• Short task:
Edit the lines below so that every "cell-bedrag" becomes "cell-amount", and keep everything else as it is.

(Region boundary data)
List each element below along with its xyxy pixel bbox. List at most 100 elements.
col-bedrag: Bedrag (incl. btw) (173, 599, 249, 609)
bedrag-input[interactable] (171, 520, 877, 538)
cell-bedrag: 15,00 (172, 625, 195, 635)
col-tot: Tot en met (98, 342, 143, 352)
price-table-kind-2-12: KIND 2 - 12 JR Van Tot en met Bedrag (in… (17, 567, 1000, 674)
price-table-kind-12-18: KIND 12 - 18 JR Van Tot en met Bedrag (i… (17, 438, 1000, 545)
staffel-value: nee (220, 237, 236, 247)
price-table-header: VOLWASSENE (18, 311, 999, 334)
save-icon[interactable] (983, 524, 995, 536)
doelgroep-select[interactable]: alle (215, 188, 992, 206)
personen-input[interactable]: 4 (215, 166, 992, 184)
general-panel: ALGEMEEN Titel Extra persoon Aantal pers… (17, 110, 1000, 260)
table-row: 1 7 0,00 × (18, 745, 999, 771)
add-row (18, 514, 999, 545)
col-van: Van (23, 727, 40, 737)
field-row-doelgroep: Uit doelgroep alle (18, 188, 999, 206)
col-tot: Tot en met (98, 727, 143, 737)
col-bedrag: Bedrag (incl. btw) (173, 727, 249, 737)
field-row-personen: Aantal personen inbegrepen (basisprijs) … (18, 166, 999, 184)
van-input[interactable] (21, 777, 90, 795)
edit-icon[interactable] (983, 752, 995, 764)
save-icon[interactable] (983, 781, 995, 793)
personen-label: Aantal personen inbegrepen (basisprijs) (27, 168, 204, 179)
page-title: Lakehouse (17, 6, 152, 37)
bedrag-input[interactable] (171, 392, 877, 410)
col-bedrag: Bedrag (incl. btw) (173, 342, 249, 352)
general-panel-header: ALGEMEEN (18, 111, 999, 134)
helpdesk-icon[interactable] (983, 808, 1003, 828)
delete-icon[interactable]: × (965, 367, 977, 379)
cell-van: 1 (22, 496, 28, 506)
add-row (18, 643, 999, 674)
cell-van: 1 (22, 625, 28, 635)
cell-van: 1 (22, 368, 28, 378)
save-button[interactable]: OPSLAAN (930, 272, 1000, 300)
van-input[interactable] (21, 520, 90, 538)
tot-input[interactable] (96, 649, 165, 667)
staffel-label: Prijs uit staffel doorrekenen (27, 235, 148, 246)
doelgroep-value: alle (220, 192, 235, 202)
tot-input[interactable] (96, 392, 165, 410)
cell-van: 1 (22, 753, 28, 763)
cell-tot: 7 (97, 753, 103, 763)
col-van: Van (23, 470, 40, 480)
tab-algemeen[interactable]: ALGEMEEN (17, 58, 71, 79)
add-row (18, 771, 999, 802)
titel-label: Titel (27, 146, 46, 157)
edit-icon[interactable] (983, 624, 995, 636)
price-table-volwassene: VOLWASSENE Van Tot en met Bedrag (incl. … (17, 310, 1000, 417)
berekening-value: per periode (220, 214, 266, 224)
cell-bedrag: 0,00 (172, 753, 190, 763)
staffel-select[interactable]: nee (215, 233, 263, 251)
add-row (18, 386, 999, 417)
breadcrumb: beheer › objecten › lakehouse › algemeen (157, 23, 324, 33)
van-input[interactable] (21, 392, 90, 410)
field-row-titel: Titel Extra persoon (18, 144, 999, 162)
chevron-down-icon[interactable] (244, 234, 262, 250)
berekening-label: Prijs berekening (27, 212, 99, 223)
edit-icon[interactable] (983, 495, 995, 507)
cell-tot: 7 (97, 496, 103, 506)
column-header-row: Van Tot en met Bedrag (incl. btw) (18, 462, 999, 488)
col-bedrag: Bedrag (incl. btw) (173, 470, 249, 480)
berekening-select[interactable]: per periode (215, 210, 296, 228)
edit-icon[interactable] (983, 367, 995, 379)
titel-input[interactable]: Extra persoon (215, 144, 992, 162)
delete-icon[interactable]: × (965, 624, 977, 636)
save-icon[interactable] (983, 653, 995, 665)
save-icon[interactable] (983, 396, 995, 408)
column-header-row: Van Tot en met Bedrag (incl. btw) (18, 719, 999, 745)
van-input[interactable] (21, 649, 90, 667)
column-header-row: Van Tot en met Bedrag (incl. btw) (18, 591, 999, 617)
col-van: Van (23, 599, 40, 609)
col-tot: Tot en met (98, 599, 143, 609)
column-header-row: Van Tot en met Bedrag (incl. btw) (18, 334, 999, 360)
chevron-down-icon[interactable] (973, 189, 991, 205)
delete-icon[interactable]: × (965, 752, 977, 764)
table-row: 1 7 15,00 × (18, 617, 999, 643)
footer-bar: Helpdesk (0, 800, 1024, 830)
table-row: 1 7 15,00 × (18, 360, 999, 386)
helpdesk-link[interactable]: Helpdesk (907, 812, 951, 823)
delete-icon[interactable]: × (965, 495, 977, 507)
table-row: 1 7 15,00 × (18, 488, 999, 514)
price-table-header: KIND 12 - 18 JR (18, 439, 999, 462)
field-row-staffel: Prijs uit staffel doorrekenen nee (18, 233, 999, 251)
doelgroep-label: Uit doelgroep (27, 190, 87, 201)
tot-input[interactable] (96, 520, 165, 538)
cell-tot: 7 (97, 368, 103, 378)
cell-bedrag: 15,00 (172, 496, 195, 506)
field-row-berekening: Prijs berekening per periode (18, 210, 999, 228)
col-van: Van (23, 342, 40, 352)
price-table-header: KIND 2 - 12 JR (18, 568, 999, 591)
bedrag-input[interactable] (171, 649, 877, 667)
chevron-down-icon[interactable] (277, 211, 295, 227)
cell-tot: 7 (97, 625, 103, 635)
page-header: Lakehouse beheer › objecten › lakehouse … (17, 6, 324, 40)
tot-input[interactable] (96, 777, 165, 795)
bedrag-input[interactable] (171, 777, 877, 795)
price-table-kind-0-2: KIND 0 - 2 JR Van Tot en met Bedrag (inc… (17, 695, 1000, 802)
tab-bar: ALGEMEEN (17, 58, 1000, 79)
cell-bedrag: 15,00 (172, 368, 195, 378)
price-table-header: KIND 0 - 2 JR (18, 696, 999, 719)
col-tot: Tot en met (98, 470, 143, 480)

• Right answer:
List each element below along with its xyxy pixel bbox. List at most 100 elements.
col-bedrag: Bedrag (incl. btw) (173, 599, 249, 609)
bedrag-input[interactable] (171, 520, 877, 538)
cell-amount: 15,00 (172, 625, 195, 635)
col-tot: Tot en met (98, 342, 143, 352)
price-table-kind-2-12: KIND 2 - 12 JR Van Tot en met Bedrag (in… (17, 567, 1000, 674)
price-table-kind-12-18: KIND 12 - 18 JR Van Tot en met Bedrag (i… (17, 438, 1000, 545)
staffel-value: nee (220, 237, 236, 247)
price-table-header: VOLWASSENE (18, 311, 999, 334)
save-icon[interactable] (983, 524, 995, 536)
doelgroep-select[interactable]: alle (215, 188, 992, 206)
personen-input[interactable]: 4 (215, 166, 992, 184)
general-panel: ALGEMEEN Titel Extra persoon Aantal pers… (17, 110, 1000, 260)
table-row: 1 7 0,00 × (18, 745, 999, 771)
add-row (18, 514, 999, 545)
col-van: Van (23, 727, 40, 737)
field-row-doelgroep: Uit doelgroep alle (18, 188, 999, 206)
col-tot: Tot en met (98, 727, 143, 737)
col-bedrag: Bedrag (incl. btw) (173, 727, 249, 737)
field-row-personen: Aantal personen inbegrepen (basisprijs) … (18, 166, 999, 184)
van-input[interactable] (21, 777, 90, 795)
edit-icon[interactable] (983, 752, 995, 764)
save-icon[interactable] (983, 781, 995, 793)
personen-label: Aantal personen inbegrepen (basisprijs) (27, 168, 204, 179)
page-title: Lakehouse (17, 6, 152, 37)
bedrag-input[interactable] (171, 392, 877, 410)
col-bedrag: Bedrag (incl. btw) (173, 342, 249, 352)
general-panel-header: ALGEMEEN (18, 111, 999, 134)
helpdesk-icon[interactable] (983, 808, 1003, 828)
delete-icon[interactable]: × (965, 367, 977, 379)
cell-van: 1 (22, 496, 28, 506)
add-row (18, 643, 999, 674)
cell-van: 1 (22, 625, 28, 635)
cell-van: 1 (22, 368, 28, 378)
save-button[interactable]: OPSLAAN (930, 272, 1000, 300)
van-input[interactable] (21, 520, 90, 538)
tot-input[interactable] (96, 649, 165, 667)
staffel-label: Prijs uit staffel doorrekenen (27, 235, 148, 246)
doelgroep-value: alle (220, 192, 235, 202)
tot-input[interactable] (96, 392, 165, 410)
cell-van: 1 (22, 753, 28, 763)
cell-tot: 7 (97, 753, 103, 763)
col-van: Van (23, 470, 40, 480)
tab-algemeen[interactable]: ALGEMEEN (17, 58, 71, 79)
add-row (18, 771, 999, 802)
titel-label: Titel (27, 146, 46, 157)
edit-icon[interactable] (983, 624, 995, 636)
price-table-volwassene: VOLWASSENE Van Tot en met Bedrag (incl. … (17, 310, 1000, 417)
berekening-value: per periode (220, 214, 266, 224)
cell-amount: 0,00 (172, 753, 190, 763)
staffel-select[interactable]: nee (215, 233, 263, 251)
add-row (18, 386, 999, 417)
breadcrumb: beheer › objecten › lakehouse › algemeen (157, 23, 324, 33)
van-input[interactable] (21, 392, 90, 410)
field-row-titel: Titel Extra persoon (18, 144, 999, 162)
chevron-down-icon[interactable] (244, 234, 262, 250)
berekening-label: Prijs berekening (27, 212, 99, 223)
edit-icon[interactable] (983, 495, 995, 507)
cell-tot: 7 (97, 496, 103, 506)
column-header-row: Van Tot en met Bedrag (incl. btw) (18, 462, 999, 488)
col-bedrag: Bedrag (incl. btw) (173, 470, 249, 480)
berekening-select[interactable]: per periode (215, 210, 296, 228)
edit-icon[interactable] (983, 367, 995, 379)
titel-input[interactable]: Extra persoon (215, 144, 992, 162)
delete-icon[interactable]: × (965, 624, 977, 636)
save-icon[interactable] (983, 653, 995, 665)
save-icon[interactable] (983, 396, 995, 408)
column-header-row: Van Tot en met Bedrag (incl. btw) (18, 719, 999, 745)
van-input[interactable] (21, 649, 90, 667)
column-header-row: Van Tot en met Bedrag (incl. btw) (18, 591, 999, 617)
col-van: Van (23, 599, 40, 609)
col-tot: Tot en met (98, 599, 143, 609)
column-header-row: Van Tot en met Bedrag (incl. btw) (18, 334, 999, 360)
chevron-down-icon[interactable] (973, 189, 991, 205)
delete-icon[interactable]: × (965, 752, 977, 764)
table-row: 1 7 15,00 × (18, 617, 999, 643)
footer-bar: Helpdesk (0, 800, 1024, 830)
table-row: 1 7 15,00 × (18, 360, 999, 386)
helpdesk-link[interactable]: Helpdesk (907, 812, 951, 823)
delete-icon[interactable]: × (965, 495, 977, 507)
table-row: 1 7 15,00 × (18, 488, 999, 514)
price-table-header: KIND 12 - 18 JR (18, 439, 999, 462)
field-row-staffel: Prijs uit staffel doorrekenen nee (18, 233, 999, 251)
doelgroep-label: Uit doelgroep (27, 190, 87, 201)
tot-input[interactable] (96, 520, 165, 538)
cell-tot: 7 (97, 368, 103, 378)
cell-amount: 15,00 (172, 496, 195, 506)
field-row-berekening: Prijs berekening per periode (18, 210, 999, 228)
col-van: Van (23, 342, 40, 352)
price-table-header: KIND 2 - 12 JR (18, 568, 999, 591)
bedrag-input[interactable] (171, 649, 877, 667)
chevron-down-icon[interactable] (277, 211, 295, 227)
cell-tot: 7 (97, 625, 103, 635)
page-header: Lakehouse beheer › objecten › lakehouse … (17, 6, 324, 40)
tot-input[interactable] (96, 777, 165, 795)
bedrag-input[interactable] (171, 777, 877, 795)
price-table-kind-0-2: KIND 0 - 2 JR Van Tot en met Bedrag (inc… (17, 695, 1000, 802)
tab-bar: ALGEMEEN (17, 58, 1000, 79)
cell-amount: 15,00 (172, 368, 195, 378)
price-table-header: KIND 0 - 2 JR (18, 696, 999, 719)
col-tot: Tot en met (98, 470, 143, 480)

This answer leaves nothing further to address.